**EXERCISE INSTRUCTIONS:** In the entries below, identify every line with the string "sold" and copy it.

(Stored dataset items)
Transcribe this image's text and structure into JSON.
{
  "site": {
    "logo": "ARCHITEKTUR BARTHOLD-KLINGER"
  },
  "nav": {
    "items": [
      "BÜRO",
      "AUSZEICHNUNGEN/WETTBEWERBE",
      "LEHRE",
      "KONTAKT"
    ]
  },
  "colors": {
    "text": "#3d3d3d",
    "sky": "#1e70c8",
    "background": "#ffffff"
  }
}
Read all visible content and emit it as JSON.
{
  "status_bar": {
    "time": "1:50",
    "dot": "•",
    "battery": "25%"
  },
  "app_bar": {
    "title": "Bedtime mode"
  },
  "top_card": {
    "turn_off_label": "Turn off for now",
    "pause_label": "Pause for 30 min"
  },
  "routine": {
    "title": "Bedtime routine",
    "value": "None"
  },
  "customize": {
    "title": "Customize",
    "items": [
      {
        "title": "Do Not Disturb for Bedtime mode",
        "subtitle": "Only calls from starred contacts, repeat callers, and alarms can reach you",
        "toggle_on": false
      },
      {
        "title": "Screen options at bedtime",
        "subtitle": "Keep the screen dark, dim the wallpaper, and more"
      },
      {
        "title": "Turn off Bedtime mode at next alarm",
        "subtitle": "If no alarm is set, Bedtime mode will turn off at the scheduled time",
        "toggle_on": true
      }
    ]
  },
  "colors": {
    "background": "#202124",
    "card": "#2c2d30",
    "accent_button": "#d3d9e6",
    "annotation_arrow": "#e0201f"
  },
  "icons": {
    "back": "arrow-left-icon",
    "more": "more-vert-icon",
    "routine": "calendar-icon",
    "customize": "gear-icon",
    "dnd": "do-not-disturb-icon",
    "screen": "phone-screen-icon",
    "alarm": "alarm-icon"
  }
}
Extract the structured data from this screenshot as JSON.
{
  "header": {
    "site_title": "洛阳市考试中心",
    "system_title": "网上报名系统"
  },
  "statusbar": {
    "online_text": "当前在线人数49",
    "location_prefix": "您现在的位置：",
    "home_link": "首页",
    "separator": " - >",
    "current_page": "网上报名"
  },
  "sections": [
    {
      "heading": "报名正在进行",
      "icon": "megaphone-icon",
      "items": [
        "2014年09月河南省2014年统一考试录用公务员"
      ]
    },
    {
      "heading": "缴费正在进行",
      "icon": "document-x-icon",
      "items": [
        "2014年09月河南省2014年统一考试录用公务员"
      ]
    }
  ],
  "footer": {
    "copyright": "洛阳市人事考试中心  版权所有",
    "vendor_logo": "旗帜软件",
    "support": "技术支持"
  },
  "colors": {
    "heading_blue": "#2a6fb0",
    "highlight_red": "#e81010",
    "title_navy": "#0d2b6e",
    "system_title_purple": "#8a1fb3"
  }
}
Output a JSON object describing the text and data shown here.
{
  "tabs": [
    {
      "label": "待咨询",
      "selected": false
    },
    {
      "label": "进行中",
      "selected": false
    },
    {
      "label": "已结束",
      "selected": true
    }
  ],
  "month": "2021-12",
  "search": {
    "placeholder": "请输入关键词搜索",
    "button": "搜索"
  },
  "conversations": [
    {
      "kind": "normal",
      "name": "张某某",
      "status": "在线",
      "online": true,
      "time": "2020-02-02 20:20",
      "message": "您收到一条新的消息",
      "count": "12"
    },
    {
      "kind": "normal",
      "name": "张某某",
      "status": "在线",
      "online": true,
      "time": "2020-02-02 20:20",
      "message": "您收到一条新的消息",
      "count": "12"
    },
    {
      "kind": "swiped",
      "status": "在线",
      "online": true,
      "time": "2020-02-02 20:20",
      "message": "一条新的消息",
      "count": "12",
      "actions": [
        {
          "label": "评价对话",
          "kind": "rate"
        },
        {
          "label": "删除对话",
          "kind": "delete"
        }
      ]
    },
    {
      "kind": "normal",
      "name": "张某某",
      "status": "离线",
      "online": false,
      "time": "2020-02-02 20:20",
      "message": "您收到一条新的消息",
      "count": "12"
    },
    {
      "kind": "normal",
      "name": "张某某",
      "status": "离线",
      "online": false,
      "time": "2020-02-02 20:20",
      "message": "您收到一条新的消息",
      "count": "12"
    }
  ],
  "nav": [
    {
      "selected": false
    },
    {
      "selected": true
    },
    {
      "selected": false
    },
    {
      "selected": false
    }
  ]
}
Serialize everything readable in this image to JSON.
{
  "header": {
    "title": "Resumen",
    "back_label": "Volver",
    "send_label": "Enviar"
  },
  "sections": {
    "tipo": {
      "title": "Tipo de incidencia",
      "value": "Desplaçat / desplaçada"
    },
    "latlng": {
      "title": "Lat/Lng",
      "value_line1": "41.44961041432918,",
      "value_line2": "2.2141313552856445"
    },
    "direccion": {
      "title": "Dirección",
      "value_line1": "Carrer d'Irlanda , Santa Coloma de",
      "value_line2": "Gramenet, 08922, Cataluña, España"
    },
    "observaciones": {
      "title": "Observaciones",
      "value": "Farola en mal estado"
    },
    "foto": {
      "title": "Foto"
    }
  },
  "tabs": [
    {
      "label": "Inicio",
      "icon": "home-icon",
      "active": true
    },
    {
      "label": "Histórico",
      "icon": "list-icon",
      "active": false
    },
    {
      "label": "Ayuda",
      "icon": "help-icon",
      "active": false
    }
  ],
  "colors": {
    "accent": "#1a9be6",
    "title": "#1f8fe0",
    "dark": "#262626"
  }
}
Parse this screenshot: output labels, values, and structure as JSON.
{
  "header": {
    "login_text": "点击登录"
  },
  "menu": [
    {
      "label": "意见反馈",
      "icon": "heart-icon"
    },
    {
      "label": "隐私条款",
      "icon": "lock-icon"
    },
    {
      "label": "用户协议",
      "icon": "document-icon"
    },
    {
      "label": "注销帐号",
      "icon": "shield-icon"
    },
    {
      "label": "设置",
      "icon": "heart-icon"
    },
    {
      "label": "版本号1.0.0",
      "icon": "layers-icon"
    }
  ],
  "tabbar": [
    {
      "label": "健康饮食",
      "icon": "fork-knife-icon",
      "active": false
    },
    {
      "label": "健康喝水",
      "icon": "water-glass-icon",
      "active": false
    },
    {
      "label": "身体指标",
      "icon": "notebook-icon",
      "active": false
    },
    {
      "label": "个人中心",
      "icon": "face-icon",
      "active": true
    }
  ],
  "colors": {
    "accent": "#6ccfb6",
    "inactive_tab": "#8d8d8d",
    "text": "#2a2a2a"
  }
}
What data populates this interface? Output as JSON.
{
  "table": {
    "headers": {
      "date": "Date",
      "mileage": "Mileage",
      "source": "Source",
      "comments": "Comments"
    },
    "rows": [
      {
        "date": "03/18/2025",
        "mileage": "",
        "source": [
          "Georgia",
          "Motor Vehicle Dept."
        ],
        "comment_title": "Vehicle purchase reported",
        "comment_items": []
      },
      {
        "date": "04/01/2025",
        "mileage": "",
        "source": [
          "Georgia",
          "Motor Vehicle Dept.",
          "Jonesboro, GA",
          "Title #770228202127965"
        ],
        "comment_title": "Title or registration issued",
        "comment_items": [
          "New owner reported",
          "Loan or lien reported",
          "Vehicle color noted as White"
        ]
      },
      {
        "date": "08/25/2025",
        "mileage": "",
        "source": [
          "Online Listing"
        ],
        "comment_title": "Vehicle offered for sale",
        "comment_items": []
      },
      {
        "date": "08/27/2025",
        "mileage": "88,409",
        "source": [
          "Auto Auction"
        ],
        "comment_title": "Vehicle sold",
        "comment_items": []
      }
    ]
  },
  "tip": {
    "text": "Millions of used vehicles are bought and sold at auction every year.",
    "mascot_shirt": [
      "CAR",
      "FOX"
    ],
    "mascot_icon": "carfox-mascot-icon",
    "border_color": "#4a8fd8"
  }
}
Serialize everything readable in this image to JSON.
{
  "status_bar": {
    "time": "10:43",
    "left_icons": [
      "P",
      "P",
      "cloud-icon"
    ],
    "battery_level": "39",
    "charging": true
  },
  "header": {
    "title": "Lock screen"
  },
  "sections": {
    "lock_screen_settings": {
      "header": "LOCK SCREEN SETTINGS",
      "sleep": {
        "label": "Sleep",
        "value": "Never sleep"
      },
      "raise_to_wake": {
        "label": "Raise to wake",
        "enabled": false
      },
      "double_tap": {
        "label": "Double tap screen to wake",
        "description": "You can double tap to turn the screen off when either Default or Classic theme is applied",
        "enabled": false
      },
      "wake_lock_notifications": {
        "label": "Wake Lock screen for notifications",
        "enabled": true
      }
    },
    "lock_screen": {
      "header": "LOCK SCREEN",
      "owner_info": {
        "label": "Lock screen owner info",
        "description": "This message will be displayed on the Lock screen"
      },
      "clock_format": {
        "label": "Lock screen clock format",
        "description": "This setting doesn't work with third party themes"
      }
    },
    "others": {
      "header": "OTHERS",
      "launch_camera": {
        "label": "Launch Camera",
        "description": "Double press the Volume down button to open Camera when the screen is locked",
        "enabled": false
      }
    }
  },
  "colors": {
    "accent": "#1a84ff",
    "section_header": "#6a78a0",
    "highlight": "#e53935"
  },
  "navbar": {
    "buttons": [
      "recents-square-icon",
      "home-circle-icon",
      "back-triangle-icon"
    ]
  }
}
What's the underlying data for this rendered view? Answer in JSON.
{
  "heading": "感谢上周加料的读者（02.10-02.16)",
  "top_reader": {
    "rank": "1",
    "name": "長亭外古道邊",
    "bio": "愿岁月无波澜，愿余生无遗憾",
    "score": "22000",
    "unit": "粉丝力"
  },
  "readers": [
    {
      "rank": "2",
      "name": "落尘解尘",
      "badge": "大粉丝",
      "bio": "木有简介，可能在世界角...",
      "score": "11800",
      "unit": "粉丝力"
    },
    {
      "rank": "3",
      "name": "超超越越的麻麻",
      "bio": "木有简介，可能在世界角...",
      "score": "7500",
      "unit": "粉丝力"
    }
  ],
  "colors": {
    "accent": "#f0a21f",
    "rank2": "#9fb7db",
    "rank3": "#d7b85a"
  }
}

**TASK SOLUTION:**
        "comment_title": "Vehicle sold",
    "text": "Millions of used vehicles are bought and sold at auction every year.",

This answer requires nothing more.